• Objective:
Identify each line below that contains the word "amplitude", and copy it out.

──────── Records provided

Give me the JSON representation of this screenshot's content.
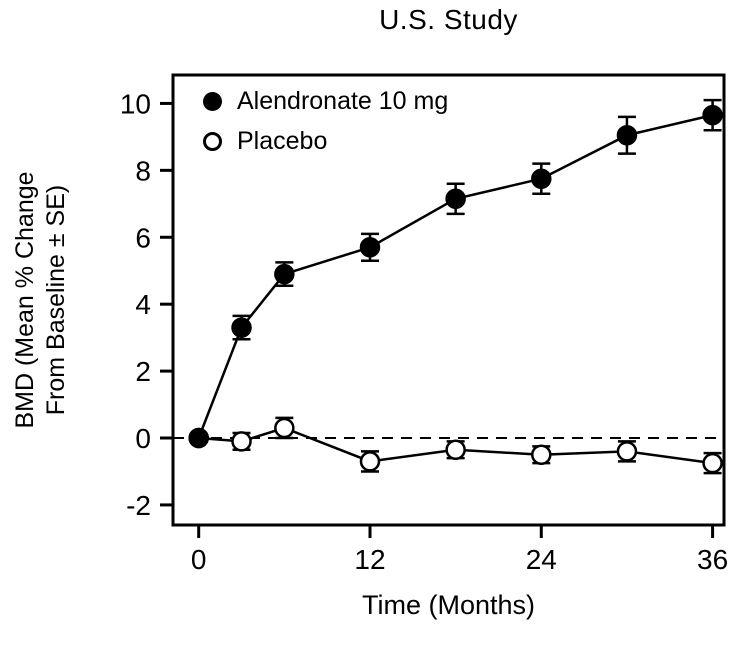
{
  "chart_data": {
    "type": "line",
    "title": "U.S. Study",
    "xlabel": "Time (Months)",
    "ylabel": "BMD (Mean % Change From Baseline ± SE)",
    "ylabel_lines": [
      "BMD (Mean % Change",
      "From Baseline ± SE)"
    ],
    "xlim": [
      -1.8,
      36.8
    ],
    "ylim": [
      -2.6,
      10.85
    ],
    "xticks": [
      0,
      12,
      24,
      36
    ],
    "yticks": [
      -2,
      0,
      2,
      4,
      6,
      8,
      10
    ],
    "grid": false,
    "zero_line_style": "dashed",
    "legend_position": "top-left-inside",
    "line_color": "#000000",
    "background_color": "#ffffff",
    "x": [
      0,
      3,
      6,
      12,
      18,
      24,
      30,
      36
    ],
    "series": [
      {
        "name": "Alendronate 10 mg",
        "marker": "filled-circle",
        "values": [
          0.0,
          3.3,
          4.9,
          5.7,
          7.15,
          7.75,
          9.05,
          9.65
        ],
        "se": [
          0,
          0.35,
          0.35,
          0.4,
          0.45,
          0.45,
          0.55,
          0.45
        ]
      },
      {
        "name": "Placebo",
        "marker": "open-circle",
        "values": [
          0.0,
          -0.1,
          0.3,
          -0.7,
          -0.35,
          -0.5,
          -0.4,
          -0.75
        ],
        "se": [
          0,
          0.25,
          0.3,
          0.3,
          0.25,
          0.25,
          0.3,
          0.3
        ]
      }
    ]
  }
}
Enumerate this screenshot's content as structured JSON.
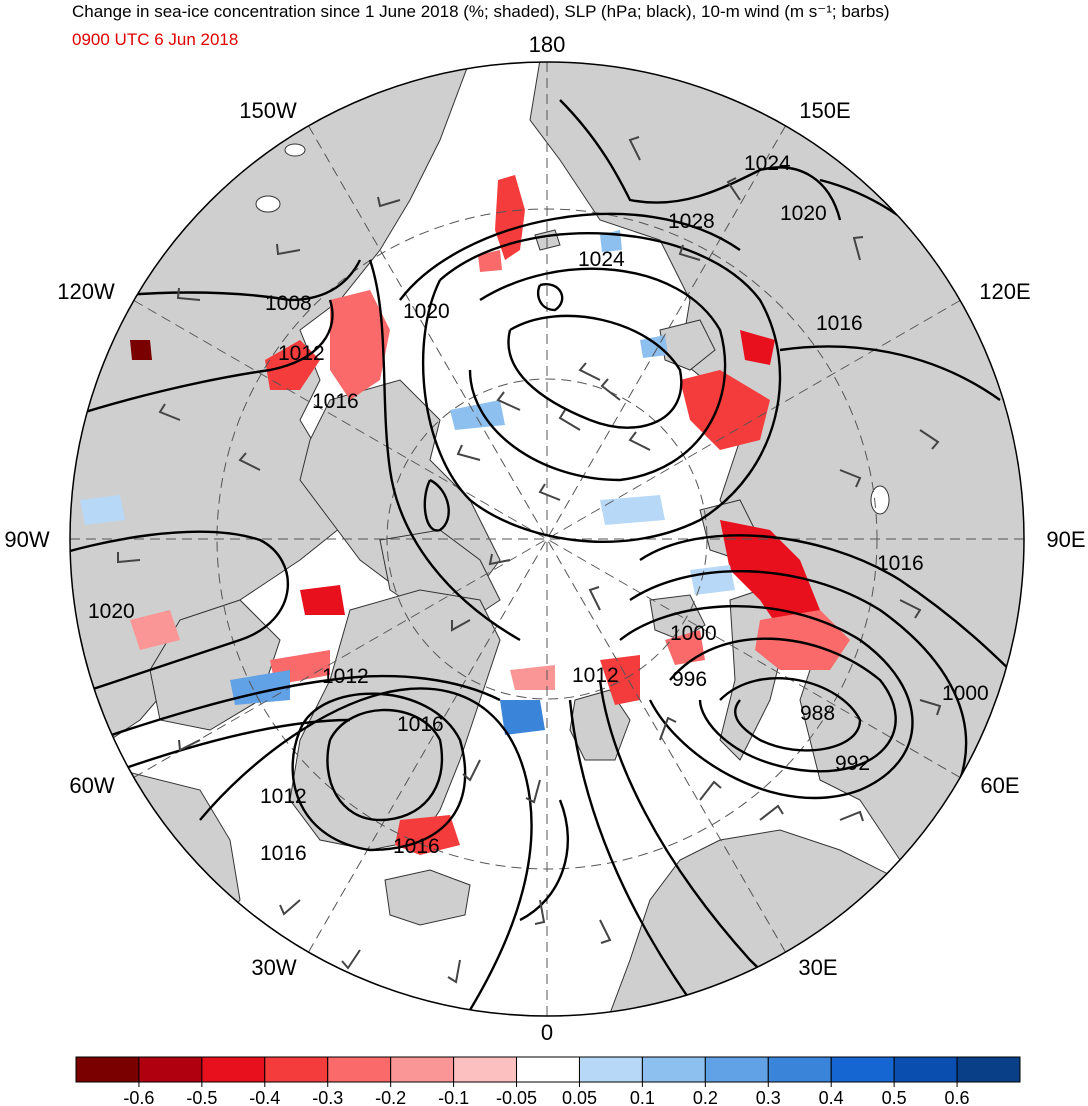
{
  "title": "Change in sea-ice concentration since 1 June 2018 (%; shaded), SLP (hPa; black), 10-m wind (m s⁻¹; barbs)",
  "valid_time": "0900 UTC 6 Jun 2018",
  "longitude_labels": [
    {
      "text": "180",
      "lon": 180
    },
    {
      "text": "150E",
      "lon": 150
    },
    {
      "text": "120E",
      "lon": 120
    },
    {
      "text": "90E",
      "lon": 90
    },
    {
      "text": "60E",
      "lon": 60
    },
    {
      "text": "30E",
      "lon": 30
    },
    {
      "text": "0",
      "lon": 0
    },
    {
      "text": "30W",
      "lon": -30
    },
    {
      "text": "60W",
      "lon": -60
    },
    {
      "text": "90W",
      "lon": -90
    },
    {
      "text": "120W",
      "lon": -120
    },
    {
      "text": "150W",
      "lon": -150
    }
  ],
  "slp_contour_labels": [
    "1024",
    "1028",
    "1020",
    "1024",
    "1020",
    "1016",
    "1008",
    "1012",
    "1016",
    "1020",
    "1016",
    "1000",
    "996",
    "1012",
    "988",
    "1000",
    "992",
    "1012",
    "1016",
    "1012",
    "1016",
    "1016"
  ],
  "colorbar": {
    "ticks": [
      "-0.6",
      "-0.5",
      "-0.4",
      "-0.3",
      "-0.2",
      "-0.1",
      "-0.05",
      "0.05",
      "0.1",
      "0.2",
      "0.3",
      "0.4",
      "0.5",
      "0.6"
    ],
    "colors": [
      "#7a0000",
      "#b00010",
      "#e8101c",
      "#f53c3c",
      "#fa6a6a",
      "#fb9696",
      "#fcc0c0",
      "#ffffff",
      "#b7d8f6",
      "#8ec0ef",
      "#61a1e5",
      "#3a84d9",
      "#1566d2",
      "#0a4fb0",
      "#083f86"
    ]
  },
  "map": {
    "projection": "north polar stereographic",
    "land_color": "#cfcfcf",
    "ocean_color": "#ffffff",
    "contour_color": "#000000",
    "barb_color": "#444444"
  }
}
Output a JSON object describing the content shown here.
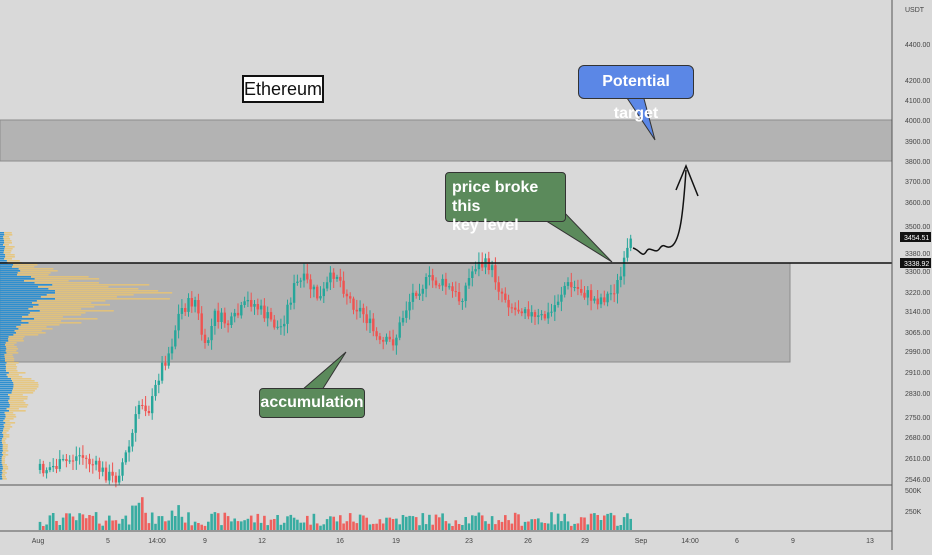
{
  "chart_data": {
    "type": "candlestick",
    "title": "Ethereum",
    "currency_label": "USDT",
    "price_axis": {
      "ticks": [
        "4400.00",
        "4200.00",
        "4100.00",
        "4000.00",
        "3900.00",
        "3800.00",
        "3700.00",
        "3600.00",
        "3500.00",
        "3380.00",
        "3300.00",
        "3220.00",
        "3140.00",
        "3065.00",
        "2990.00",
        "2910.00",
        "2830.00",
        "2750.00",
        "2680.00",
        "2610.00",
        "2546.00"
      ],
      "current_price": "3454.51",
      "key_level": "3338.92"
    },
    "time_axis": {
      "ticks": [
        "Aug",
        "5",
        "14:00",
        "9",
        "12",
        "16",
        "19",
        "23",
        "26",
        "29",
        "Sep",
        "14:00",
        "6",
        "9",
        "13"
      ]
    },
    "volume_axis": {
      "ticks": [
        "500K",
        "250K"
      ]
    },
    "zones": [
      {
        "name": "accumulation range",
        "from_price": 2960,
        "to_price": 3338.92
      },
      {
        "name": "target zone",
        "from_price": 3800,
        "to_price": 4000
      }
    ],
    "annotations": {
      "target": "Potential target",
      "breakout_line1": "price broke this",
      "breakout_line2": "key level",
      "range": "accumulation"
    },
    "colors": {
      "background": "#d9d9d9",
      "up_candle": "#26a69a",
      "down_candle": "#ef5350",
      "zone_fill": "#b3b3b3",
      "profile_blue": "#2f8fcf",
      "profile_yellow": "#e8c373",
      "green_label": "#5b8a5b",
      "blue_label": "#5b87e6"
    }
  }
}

────────────────
──────── Records provided

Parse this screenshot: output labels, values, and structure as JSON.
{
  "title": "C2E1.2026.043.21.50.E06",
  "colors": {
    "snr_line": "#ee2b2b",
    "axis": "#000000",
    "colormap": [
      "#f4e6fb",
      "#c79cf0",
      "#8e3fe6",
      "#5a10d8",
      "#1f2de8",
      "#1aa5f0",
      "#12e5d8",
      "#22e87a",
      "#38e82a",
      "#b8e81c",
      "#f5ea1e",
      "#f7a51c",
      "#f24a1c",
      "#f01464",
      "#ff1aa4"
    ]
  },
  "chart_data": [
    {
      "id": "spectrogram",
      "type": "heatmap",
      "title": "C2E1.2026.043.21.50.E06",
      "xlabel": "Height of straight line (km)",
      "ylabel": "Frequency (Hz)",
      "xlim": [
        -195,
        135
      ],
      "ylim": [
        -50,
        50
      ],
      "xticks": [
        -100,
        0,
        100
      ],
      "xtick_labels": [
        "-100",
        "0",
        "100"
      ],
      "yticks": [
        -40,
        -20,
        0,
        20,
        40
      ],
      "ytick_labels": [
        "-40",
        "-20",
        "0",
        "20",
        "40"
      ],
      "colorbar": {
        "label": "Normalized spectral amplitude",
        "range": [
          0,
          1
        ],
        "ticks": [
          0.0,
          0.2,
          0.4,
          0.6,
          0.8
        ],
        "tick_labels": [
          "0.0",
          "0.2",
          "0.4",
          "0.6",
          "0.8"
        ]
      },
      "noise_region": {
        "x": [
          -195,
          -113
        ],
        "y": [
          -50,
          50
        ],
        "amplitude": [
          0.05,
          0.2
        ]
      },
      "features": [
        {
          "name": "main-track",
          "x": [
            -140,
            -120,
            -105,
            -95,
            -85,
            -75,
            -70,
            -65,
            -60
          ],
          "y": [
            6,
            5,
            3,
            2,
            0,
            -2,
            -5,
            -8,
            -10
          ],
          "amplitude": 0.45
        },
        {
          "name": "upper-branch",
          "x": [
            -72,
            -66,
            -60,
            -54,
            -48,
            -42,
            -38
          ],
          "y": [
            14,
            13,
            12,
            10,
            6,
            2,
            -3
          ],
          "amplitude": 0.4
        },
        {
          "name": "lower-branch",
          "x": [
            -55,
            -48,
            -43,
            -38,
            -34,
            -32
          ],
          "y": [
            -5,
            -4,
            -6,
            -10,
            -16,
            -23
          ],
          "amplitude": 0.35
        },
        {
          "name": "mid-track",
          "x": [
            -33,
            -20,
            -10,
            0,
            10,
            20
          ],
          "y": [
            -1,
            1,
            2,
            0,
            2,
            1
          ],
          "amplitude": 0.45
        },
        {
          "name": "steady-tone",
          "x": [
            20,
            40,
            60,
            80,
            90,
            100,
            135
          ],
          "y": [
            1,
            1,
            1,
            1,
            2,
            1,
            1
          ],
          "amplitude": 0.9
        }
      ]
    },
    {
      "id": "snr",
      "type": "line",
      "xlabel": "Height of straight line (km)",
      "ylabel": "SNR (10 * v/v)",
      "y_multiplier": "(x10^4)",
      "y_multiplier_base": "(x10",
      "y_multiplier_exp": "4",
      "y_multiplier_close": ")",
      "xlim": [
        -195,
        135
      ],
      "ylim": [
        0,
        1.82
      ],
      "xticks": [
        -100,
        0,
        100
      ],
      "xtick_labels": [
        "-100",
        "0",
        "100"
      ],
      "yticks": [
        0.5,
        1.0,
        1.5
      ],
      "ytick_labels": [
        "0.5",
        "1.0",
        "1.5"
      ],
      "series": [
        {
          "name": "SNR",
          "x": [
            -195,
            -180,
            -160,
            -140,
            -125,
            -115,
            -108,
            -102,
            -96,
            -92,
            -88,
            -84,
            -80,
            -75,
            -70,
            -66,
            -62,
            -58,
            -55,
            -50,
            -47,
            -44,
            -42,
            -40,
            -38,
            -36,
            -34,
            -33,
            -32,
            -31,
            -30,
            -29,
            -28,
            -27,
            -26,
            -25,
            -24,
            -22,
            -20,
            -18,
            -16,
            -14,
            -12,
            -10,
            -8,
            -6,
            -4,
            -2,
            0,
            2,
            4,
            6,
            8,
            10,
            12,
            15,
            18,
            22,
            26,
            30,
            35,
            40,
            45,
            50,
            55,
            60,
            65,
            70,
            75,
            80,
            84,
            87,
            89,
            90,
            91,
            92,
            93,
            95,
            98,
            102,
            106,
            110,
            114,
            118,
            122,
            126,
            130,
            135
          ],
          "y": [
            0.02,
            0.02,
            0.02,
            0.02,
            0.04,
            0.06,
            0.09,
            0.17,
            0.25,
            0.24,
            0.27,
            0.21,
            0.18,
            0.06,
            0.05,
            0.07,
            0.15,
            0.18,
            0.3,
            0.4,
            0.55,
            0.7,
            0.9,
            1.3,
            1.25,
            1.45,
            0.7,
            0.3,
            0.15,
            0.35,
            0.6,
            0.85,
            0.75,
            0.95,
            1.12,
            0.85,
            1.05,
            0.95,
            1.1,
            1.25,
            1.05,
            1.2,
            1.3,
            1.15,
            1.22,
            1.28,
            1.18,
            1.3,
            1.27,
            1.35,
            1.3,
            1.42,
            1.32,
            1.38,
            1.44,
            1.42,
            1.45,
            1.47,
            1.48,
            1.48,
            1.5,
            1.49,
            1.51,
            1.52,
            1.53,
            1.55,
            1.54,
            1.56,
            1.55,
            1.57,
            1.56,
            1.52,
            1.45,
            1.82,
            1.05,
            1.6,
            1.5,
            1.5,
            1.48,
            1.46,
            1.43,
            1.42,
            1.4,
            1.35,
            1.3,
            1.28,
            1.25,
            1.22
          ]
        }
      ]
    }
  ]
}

────────────────

• Complete answer:
        "label": "Normalized spectral amplitude",
        "amplitude": [
          "amplitude": 0.45
          "amplitude": 0.4
          "amplitude": 0.35
          "amplitude": 0.45
          "amplitude": 0.9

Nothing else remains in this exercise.